- [Required tasks]:
a. List the items that the passage on high availability recovery says the following sections will cover the reloading or restarting of.
b. In the passage on high availability recovery, what name can be given to both spatial redundancy approaches?
c. Extend the passage on high availability recovery, picking up after its final sentence.

Providing Open Architecture High Availability Solutions

Providing Open Architecture High Availability Solutions
61
Common techniques for recovery start with the ability to have some level of redundancy. Typically
redundancy for a recovery action is either in time or in space. A redundant component is one that
can be connected to the same inputs and can provide the same outputs as another component. If this
component is always connected to the inputs, the failover process is simply to throw the output
switch from the currently active device to the redundant backup device (switchover). The state
data is maintained by the input stream, so no interaction between the primary and backup would
need to take place. This is redundancy in space (spatial redundancy) because there is essentially no
time needed to perform the switchover.
Another method of spatial redundancy is if the active component periodically captures the state and
forwards it to a standby that is just validating the state and storing it. In the event that the active is
no longer providing the service, a recovery action would be to restart the operation from the last
known good state on the standby system. Both of these approaches can be referred to as
active/standby.
To continue with the networking theme and carry forward from the isolation phase, re-routing and
the acknowledgement or negative acknowledgement of TCP packets would be a recovery action as
well. In this case the protocol is built to be a reliable transport so the negative acknowledgements,
or lack of any acknowledgement, will cause the protocol to start the recovery action. This is
redundancy in time, or temporal redundancy.
The following sections address the reloading or restarting of an application, protocol or even the
operating system. This typically requires graduated levels of time to do the recovery.

- [Data section]:
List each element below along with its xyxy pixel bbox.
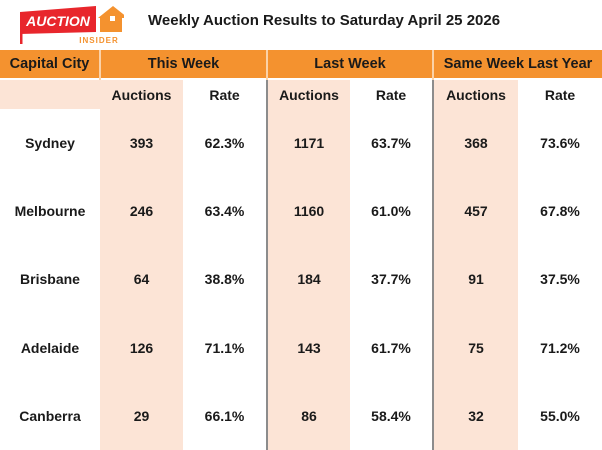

- [Exercise responses]:
a.
- An application
- A protocol
- The operating system

b. Active/standby.

c.
6.4.5 Techniques
Switchover. This technique is used in a redundant operation and can refer to the switchover of any
component to another whether it is performing the same operation and only switches the output or
that it recovers from a known state. The component in this case could be hardware or software. The
redundancy can be of a peripheral component or even the core processing element. This typically is
identified as a 2N redundancy.
Re-routing. This technique could also be referred to as load balancing or load sharing. This is used
with an N + 1 or more generally N + M redundancy. This means that there is N components
providing service and any one of those components could be replaced by M other components.
Software Rejuvenation. The simplest form of this technique is by the example of a screen refresh
— it rejuvenates the image. In the general case this would be the restart or reloading of an
application, dynamic library or protocol to cause a system to reset and initialize the resources it
uses to perform the service.
Reboot. This is the most radical of the rejuvenation steps. This restarts the operating system as well
as the protocols, libraries and applications.
6.4.6 Dependencies
Recovery depends on the policies, redundancy elements and the techniques which are typically part
of set of policy descriptions that are used when the system is configured. It is the last of the process
steps for service restoration.